- _Dataset content_

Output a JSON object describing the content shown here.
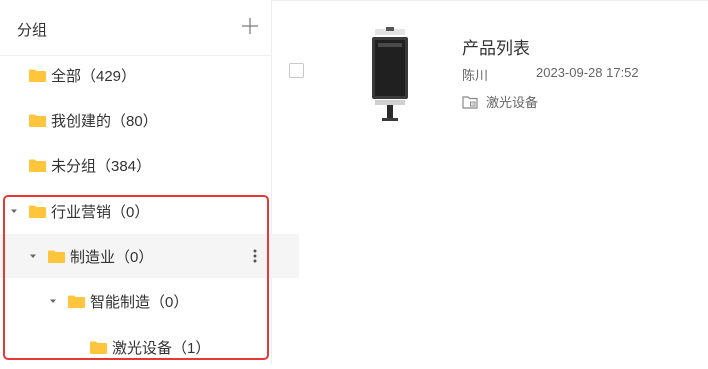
{
  "sidebar": {
    "title": "分组",
    "add_label": "+",
    "items": [
      {
        "label": "全部（429）"
      },
      {
        "label": "我创建的（80）"
      },
      {
        "label": "未分组（384）"
      },
      {
        "label": "行业营销（0）",
        "expanded": true
      },
      {
        "label": "制造业（0）",
        "expanded": true,
        "selected": true
      },
      {
        "label": "智能制造（0）",
        "expanded": true
      },
      {
        "label": "激光设备（1）"
      }
    ]
  },
  "card": {
    "title": "产品列表",
    "author": "陈川",
    "date": "2023-09-28 17:52",
    "group": "激光设备",
    "checked": false
  },
  "colors": {
    "folder": "#ffc53d",
    "highlight": "#e53935",
    "selected_bg": "#f5f5f5"
  },
  "icons": {
    "add": "plus-icon",
    "folder": "folder-icon",
    "caret": "caret-down-icon",
    "more": "more-vertical-icon",
    "group": "folder-outline-icon"
  }
}
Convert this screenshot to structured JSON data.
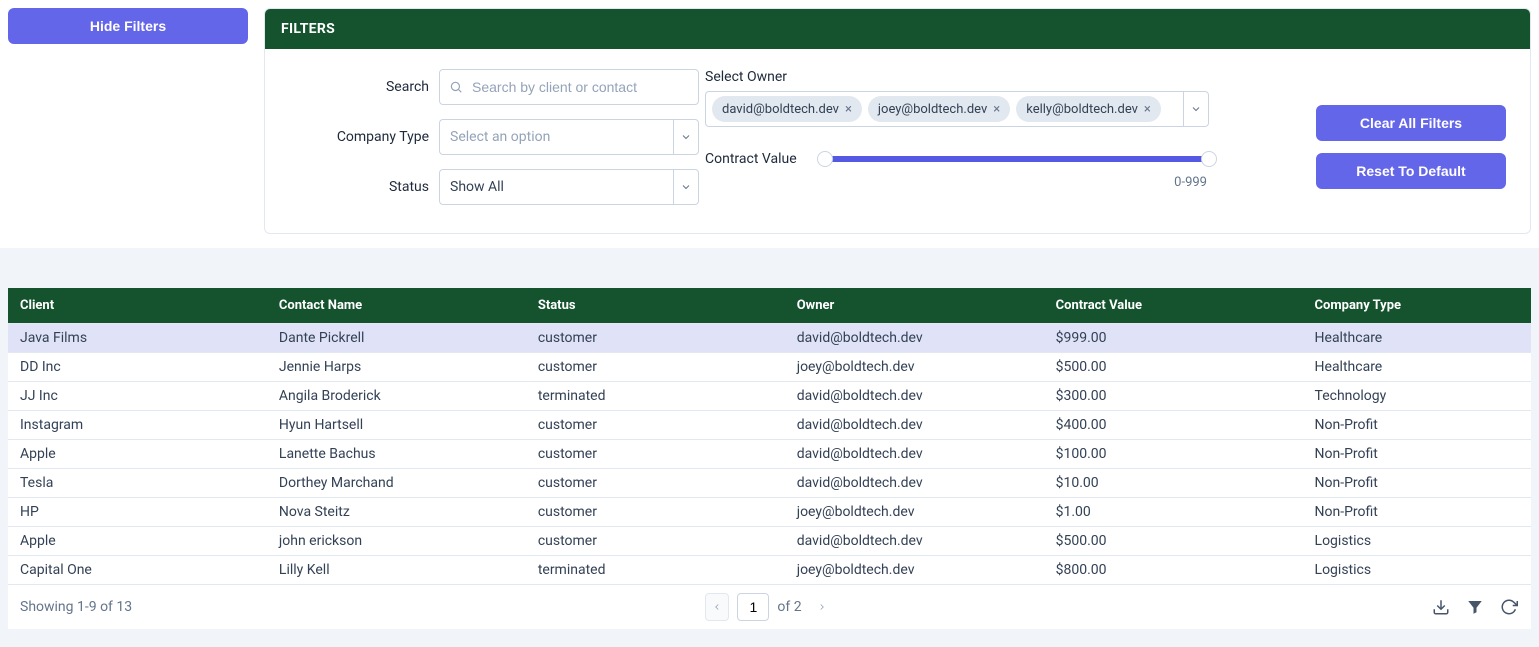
{
  "toggle": {
    "hide_label": "Hide Filters"
  },
  "filters": {
    "header": "FILTERS",
    "search_label": "Search",
    "search_placeholder": "Search by client or contact",
    "company_type_label": "Company Type",
    "company_type_placeholder": "Select an option",
    "status_label": "Status",
    "status_value": "Show All",
    "owner_label": "Select Owner",
    "owner_chips": [
      "david@boldtech.dev",
      "joey@boldtech.dev",
      "kelly@boldtech.dev"
    ],
    "contract_label": "Contract Value",
    "contract_range_text": "0-999",
    "clear_label": "Clear All Filters",
    "reset_label": "Reset To Default"
  },
  "table": {
    "columns": [
      "Client",
      "Contact Name",
      "Status",
      "Owner",
      "Contract Value",
      "Company Type"
    ],
    "rows": [
      {
        "client": "Java Films",
        "contact": "Dante Pickrell",
        "status": "customer",
        "owner": "david@boldtech.dev",
        "value": "$999.00",
        "ctype": "Healthcare",
        "selected": true
      },
      {
        "client": "DD Inc",
        "contact": "Jennie Harps",
        "status": "customer",
        "owner": "joey@boldtech.dev",
        "value": "$500.00",
        "ctype": "Healthcare"
      },
      {
        "client": "JJ Inc",
        "contact": "Angila Broderick",
        "status": "terminated",
        "owner": "david@boldtech.dev",
        "value": "$300.00",
        "ctype": "Technology"
      },
      {
        "client": "Instagram",
        "contact": "Hyun Hartsell",
        "status": "customer",
        "owner": "david@boldtech.dev",
        "value": "$400.00",
        "ctype": "Non-Profit"
      },
      {
        "client": "Apple",
        "contact": "Lanette Bachus",
        "status": "customer",
        "owner": "david@boldtech.dev",
        "value": "$100.00",
        "ctype": "Non-Profit"
      },
      {
        "client": "Tesla",
        "contact": "Dorthey Marchand",
        "status": "customer",
        "owner": "david@boldtech.dev",
        "value": "$10.00",
        "ctype": "Non-Profit"
      },
      {
        "client": "HP",
        "contact": "Nova Steitz",
        "status": "customer",
        "owner": "joey@boldtech.dev",
        "value": "$1.00",
        "ctype": "Non-Profit"
      },
      {
        "client": "Apple",
        "contact": "john erickson",
        "status": "customer",
        "owner": "david@boldtech.dev",
        "value": "$500.00",
        "ctype": "Logistics"
      },
      {
        "client": "Capital One",
        "contact": "Lilly Kell",
        "status": "terminated",
        "owner": "joey@boldtech.dev",
        "value": "$800.00",
        "ctype": "Logistics"
      }
    ]
  },
  "footer": {
    "showing": "Showing 1-9 of 13",
    "page": "1",
    "of_text": "of 2"
  }
}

- _To be done_
Find how many lines of the entries contain "Healthcare". Respond with the number only.

- _Answer to the task_
2